| WHAT YOU HAVE TO DO |
Skip any picture you find and retype all the remaining lines exactly.
== PROVIDED RECORDS ==
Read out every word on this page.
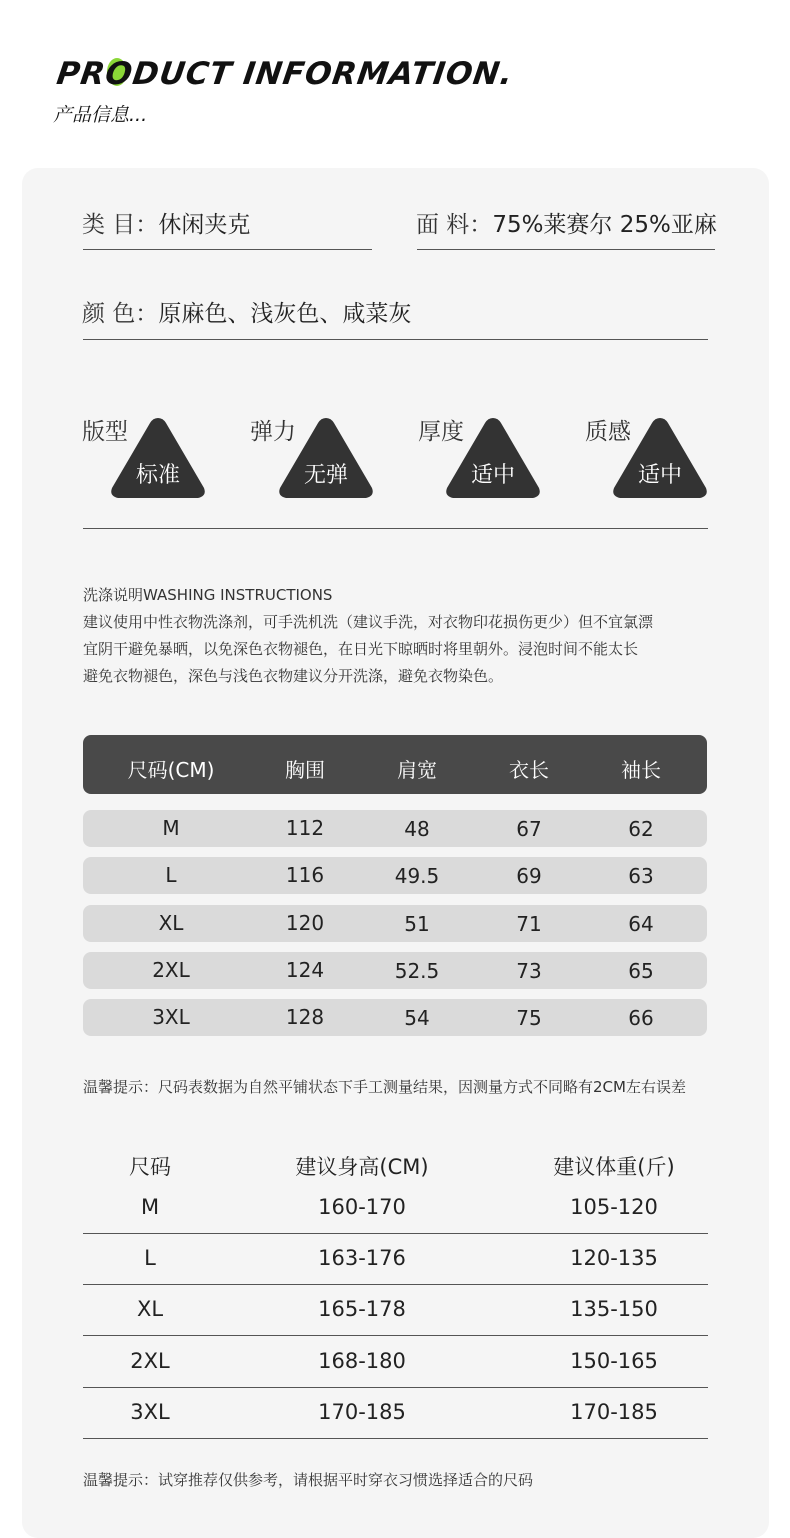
PRODUCT INFORMATION.
产品信息...
类 目：休闲夹克	面 料：75%莱赛尔 25%亚麻
颜 色：原麻色、浅灰色、咸菜灰
版型
标准
弹力
无弹
厚度
适中
质感
适中
洗涤说明WASHING INSTRUCTIONS
建议使用中性衣物洗涤剂，可手洗机洗（建议手洗，对衣物印花损伤更少）但不宜氯漂
宜阴干避免暴晒，以免深色衣物褪色，在日光下晾晒时将里朝外。浸泡时间不能太长
避免衣物褪色，深色与浅色衣物建议分开洗涤，避免衣物染色。
尺码(CM)	胸围	肩宽	衣长	袖长
M	112	48	67	62
L	116	49.5	69	63
XL	120	51	71	64
2XL	124	52.5	73	65
3XL	128	54	75	66
温馨提示：尺码表数据为自然平铺状态下手工测量结果，因测量方式不同略有2CM左右误差
尺码	建议身高(CM)	建议体重(斤)
M	160-170	105-120
L	163-176	120-135
XL	165-178	135-150
2XL	168-180	150-165
3XL	170-185	170-185
温馨提示：试穿推荐仅供参考，请根据平时穿衣习惯选择适合的尺码
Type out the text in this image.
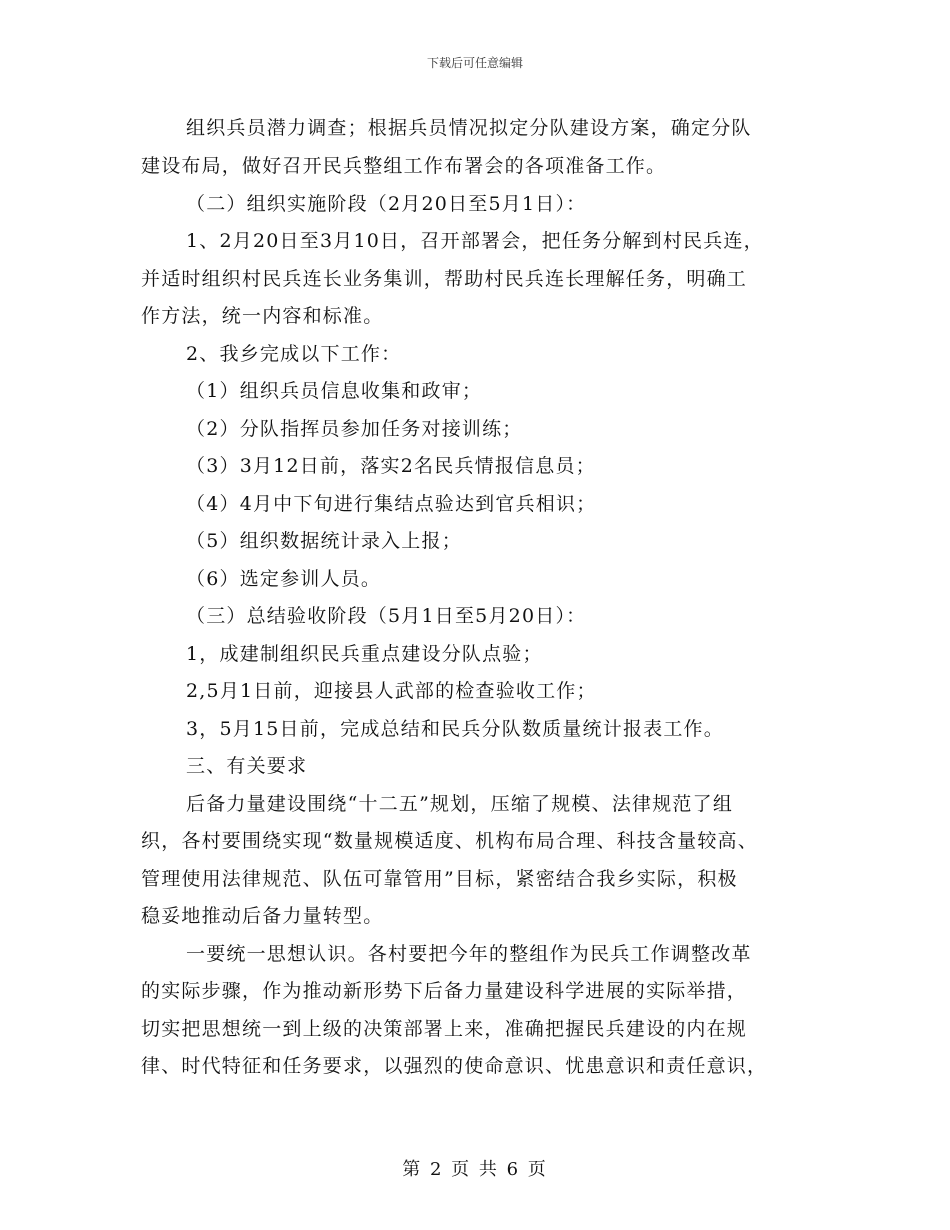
下载后可任意编辑
组织兵员潜力调查；根据兵员情况拟定分队建设方案，确定分队
建设布局，做好召开民兵整组工作布署会的各项准备工作。
（二）组织实施阶段（2月20日至5月1日）：
1、2月20日至3月10日，召开部署会，把任务分解到村民兵连，
并适时组织村民兵连长业务集训，帮助村民兵连长理解任务，明确工
作方法，统一内容和标准。
2、我乡完成以下工作：
（1）组织兵员信息收集和政审；
（2）分队指挥员参加任务对接训练；
（3）3月12日前，落实2名民兵情报信息员；
（4）4月中下旬进行集结点验达到官兵相识；
（5）组织数据统计录入上报；
（6）选定参训人员。
（三）总结验收阶段（5月1日至5月20日）：
1，成建制组织民兵重点建设分队点验；
2,5月1日前，迎接县人武部的检查验收工作；
3，5月15日前，完成总结和民兵分队数质量统计报表工作。
三、有关要求
后备力量建设围绕“十二五”规划，压缩了规模、法律规范了组
织，各村要围绕实现“数量规模适度、机构布局合理、科技含量较高、
管理使用法律规范、队伍可靠管用”目标，紧密结合我乡实际，积极
稳妥地推动后备力量转型。
一要统一思想认识。各村要把今年的整组作为民兵工作调整改革
的实际步骤，作为推动新形势下后备力量建设科学进展的实际举措，
切实把思想统一到上级的决策部署上来，准确把握民兵建设的内在规
律、时代特征和任务要求，以强烈的使命意识、忧患意识和责任意识，
第 2 页 共 6 页
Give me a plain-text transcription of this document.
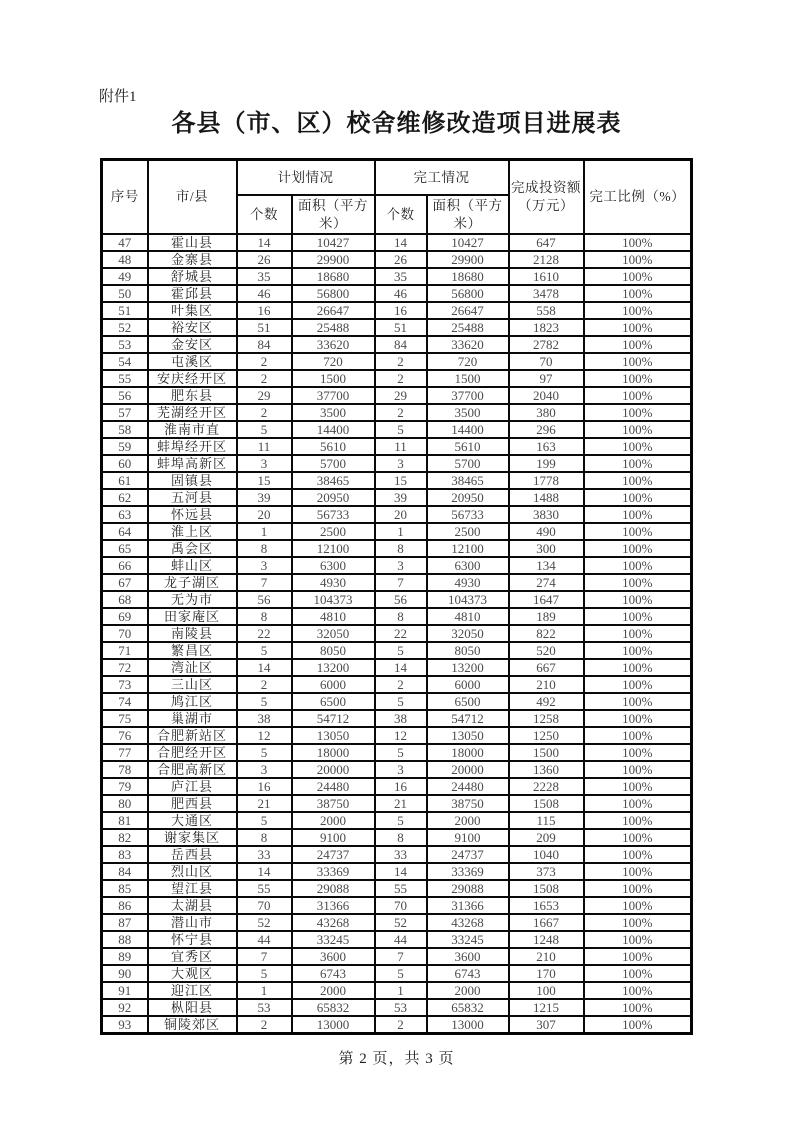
附件1
各县（市、区）校舍维修改造项目进展表
序号	市/县	计划情况		完工情况		完成投资额（万元）	完工比例（%）
		个数	面积（平方米）	个数	面积（平方米）		
47	霍山县	14	10427	14	10427	647	100%
48	金寨县	26	29900	26	29900	2128	100%
49	舒城县	35	18680	35	18680	1610	100%
50	霍邱县	46	56800	46	56800	3478	100%
51	叶集区	16	26647	16	26647	558	100%
52	裕安区	51	25488	51	25488	1823	100%
53	金安区	84	33620	84	33620	2782	100%
54	屯溪区	2	720	2	720	70	100%
55	安庆经开区	2	1500	2	1500	97	100%
56	肥东县	29	37700	29	37700	2040	100%
57	芜湖经开区	2	3500	2	3500	380	100%
58	淮南市直	5	14400	5	14400	296	100%
59	蚌埠经开区	11	5610	11	5610	163	100%
60	蚌埠高新区	3	5700	3	5700	199	100%
61	固镇县	15	38465	15	38465	1778	100%
62	五河县	39	20950	39	20950	1488	100%
63	怀远县	20	56733	20	56733	3830	100%
64	淮上区	1	2500	1	2500	490	100%
65	禹会区	8	12100	8	12100	300	100%
66	蚌山区	3	6300	3	6300	134	100%
67	龙子湖区	7	4930	7	4930	274	100%
68	无为市	56	104373	56	104373	1647	100%
69	田家庵区	8	4810	8	4810	189	100%
70	南陵县	22	32050	22	32050	822	100%
71	繁昌区	5	8050	5	8050	520	100%
72	湾沚区	14	13200	14	13200	667	100%
73	三山区	2	6000	2	6000	210	100%
74	鸠江区	5	6500	5	6500	492	100%
75	巢湖市	38	54712	38	54712	1258	100%
76	合肥新站区	12	13050	12	13050	1250	100%
77	合肥经开区	5	18000	5	18000	1500	100%
78	合肥高新区	3	20000	3	20000	1360	100%
79	庐江县	16	24480	16	24480	2228	100%
80	肥西县	21	38750	21	38750	1508	100%
81	大通区	5	2000	5	2000	115	100%
82	谢家集区	8	9100	8	9100	209	100%
83	岳西县	33	24737	33	24737	1040	100%
84	烈山区	14	33369	14	33369	373	100%
85	望江县	55	29088	55	29088	1508	100%
86	太湖县	70	31366	70	31366	1653	100%
87	潜山市	52	43268	52	43268	1667	100%
88	怀宁县	44	33245	44	33245	1248	100%
89	宜秀区	7	3600	7	3600	210	100%
90	大观区	5	6743	5	6743	170	100%
91	迎江区	1	2000	1	2000	100	100%
92	枞阳县	53	65832	53	65832	1215	100%
93	铜陵郊区	2	13000	2	13000	307	100%
第 2 页，共 3 页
===
| SOLUTION |
Read out every word on this page.
PRODUCT INFORMATION.
产品信息...
类 目：休闲夹克	面 料：75%莱赛尔 25%亚麻
颜 色：原麻色、浅灰色、咸菜灰
版型
标准
弹力
无弹
厚度
适中
质感
适中
洗涤说明WASHING INSTRUCTIONS
建议使用中性衣物洗涤剂，可手洗机洗（建议手洗，对衣物印花损伤更少）但不宜氯漂
宜阴干避免暴晒，以免深色衣物褪色，在日光下晾晒时将里朝外。浸泡时间不能太长
避免衣物褪色，深色与浅色衣物建议分开洗涤，避免衣物染色。
尺码(CM)	胸围	肩宽	衣长	袖长
M	112	48	67	62
L	116	49.5	69	63
XL	120	51	71	64
2XL	124	52.5	73	65
3XL	128	54	75	66
温馨提示：尺码表数据为自然平铺状态下手工测量结果，因测量方式不同略有2CM左右误差
尺码	建议身高(CM)	建议体重(斤)
M	160-170	105-120
L	163-176	120-135
XL	165-178	135-150
2XL	168-180	150-165
3XL	170-185	170-185
温馨提示：试穿推荐仅供参考，请根据平时穿衣习惯选择适合的尺码
Type out the text in this image.
下载后可任意编辑
组织兵员潜力调查；根据兵员情况拟定分队建设方案，确定分队
建设布局，做好召开民兵整组工作布署会的各项准备工作。
（二）组织实施阶段（2月20日至5月1日）：
1、2月20日至3月10日，召开部署会，把任务分解到村民兵连，
并适时组织村民兵连长业务集训，帮助村民兵连长理解任务，明确工
作方法，统一内容和标准。
2、我乡完成以下工作：
（1）组织兵员信息收集和政审；
（2）分队指挥员参加任务对接训练；
（3）3月12日前，落实2名民兵情报信息员；
（4）4月中下旬进行集结点验达到官兵相识；
（5）组织数据统计录入上报；
（6）选定参训人员。
（三）总结验收阶段（5月1日至5月20日）：
1，成建制组织民兵重点建设分队点验；
2,5月1日前，迎接县人武部的检查验收工作；
3，5月15日前，完成总结和民兵分队数质量统计报表工作。
三、有关要求
后备力量建设围绕“十二五”规划，压缩了规模、法律规范了组
织，各村要围绕实现“数量规模适度、机构布局合理、科技含量较高、
管理使用法律规范、队伍可靠管用”目标，紧密结合我乡实际，积极
稳妥地推动后备力量转型。
一要统一思想认识。各村要把今年的整组作为民兵工作调整改革
的实际步骤，作为推动新形势下后备力量建设科学进展的实际举措，
切实把思想统一到上级的决策部署上来，准确把握民兵建设的内在规
律、时代特征和任务要求，以强烈的使命意识、忧患意识和责任意识，
第 2 页 共 6 页
Give me a plain-text transcription of this document.
附件1
各县（市、区）校舍维修改造项目进展表
序号	市/县	计划情况		完工情况		完成投资额（万元）	完工比例（%）
		个数	面积（平方米）	个数	面积（平方米）		
47	霍山县	14	10427	14	10427	647	100%
48	金寨县	26	29900	26	29900	2128	100%
49	舒城县	35	18680	35	18680	1610	100%
50	霍邱县	46	56800	46	56800	3478	100%
51	叶集区	16	26647	16	26647	558	100%
52	裕安区	51	25488	51	25488	1823	100%
53	金安区	84	33620	84	33620	2782	100%
54	屯溪区	2	720	2	720	70	100%
55	安庆经开区	2	1500	2	1500	97	100%
56	肥东县	29	37700	29	37700	2040	100%
57	芜湖经开区	2	3500	2	3500	380	100%
58	淮南市直	5	14400	5	14400	296	100%
59	蚌埠经开区	11	5610	11	5610	163	100%
60	蚌埠高新区	3	5700	3	5700	199	100%
61	固镇县	15	38465	15	38465	1778	100%
62	五河县	39	20950	39	20950	1488	100%
63	怀远县	20	56733	20	56733	3830	100%
64	淮上区	1	2500	1	2500	490	100%
65	禹会区	8	12100	8	12100	300	100%
66	蚌山区	3	6300	3	6300	134	100%
67	龙子湖区	7	4930	7	4930	274	100%
68	无为市	56	104373	56	104373	1647	100%
69	田家庵区	8	4810	8	4810	189	100%
70	南陵县	22	32050	22	32050	822	100%
71	繁昌区	5	8050	5	8050	520	100%
72	湾沚区	14	13200	14	13200	667	100%
73	三山区	2	6000	2	6000	210	100%
74	鸠江区	5	6500	5	6500	492	100%
75	巢湖市	38	54712	38	54712	1258	100%
76	合肥新站区	12	13050	12	13050	1250	100%
77	合肥经开区	5	18000	5	18000	1500	100%
78	合肥高新区	3	20000	3	20000	1360	100%
79	庐江县	16	24480	16	24480	2228	100%
80	肥西县	21	38750	21	38750	1508	100%
81	大通区	5	2000	5	2000	115	100%
82	谢家集区	8	9100	8	9100	209	100%
83	岳西县	33	24737	33	24737	1040	100%
84	烈山区	14	33369	14	33369	373	100%
85	望江县	55	29088	55	29088	1508	100%
86	太湖县	70	31366	70	31366	1653	100%
87	潜山市	52	43268	52	43268	1667	100%
88	怀宁县	44	33245	44	33245	1248	100%
89	宜秀区	7	3600	7	3600	210	100%
90	大观区	5	6743	5	6743	170	100%
91	迎江区	1	2000	1	2000	100	100%
92	枞阳县	53	65832	53	65832	1215	100%
93	铜陵郊区	2	13000	2	13000	307	100%
第 2 页，共 3 页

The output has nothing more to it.